> _Data for this exercise_
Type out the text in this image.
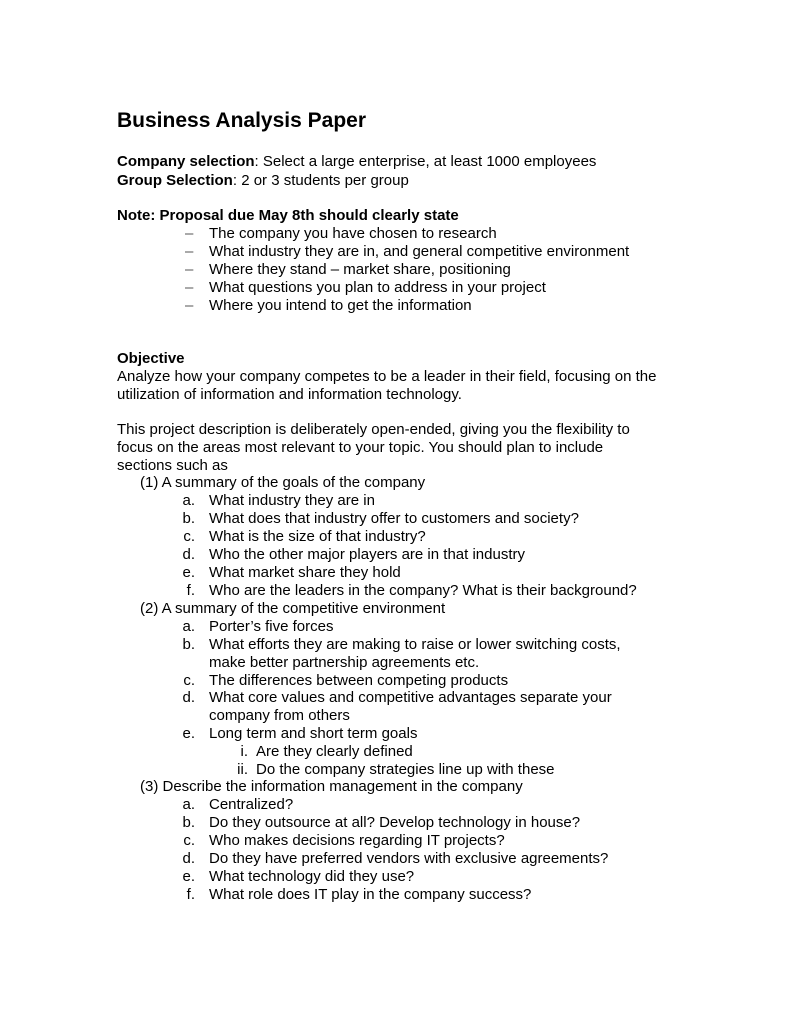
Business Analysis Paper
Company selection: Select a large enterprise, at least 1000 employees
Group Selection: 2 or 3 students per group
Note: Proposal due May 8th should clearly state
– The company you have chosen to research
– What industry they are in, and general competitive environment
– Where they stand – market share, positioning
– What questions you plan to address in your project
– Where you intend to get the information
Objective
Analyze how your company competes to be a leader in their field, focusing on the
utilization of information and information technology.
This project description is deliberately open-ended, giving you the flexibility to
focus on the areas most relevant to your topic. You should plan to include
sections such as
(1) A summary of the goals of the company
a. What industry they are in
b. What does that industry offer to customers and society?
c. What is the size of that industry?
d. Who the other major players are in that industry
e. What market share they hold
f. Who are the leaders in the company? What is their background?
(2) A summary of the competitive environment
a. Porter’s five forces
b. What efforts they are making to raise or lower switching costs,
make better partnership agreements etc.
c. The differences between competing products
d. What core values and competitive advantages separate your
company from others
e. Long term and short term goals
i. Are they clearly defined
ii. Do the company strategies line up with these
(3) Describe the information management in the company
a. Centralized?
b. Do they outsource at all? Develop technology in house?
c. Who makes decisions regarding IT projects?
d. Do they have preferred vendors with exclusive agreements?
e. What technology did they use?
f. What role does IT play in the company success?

> _What the task asks_
Gather up every line from the listing above in which the word "should" occurs.

> _Written solution_
Note: Proposal due May 8th should clearly state
focus on the areas most relevant to your topic. You should plan to include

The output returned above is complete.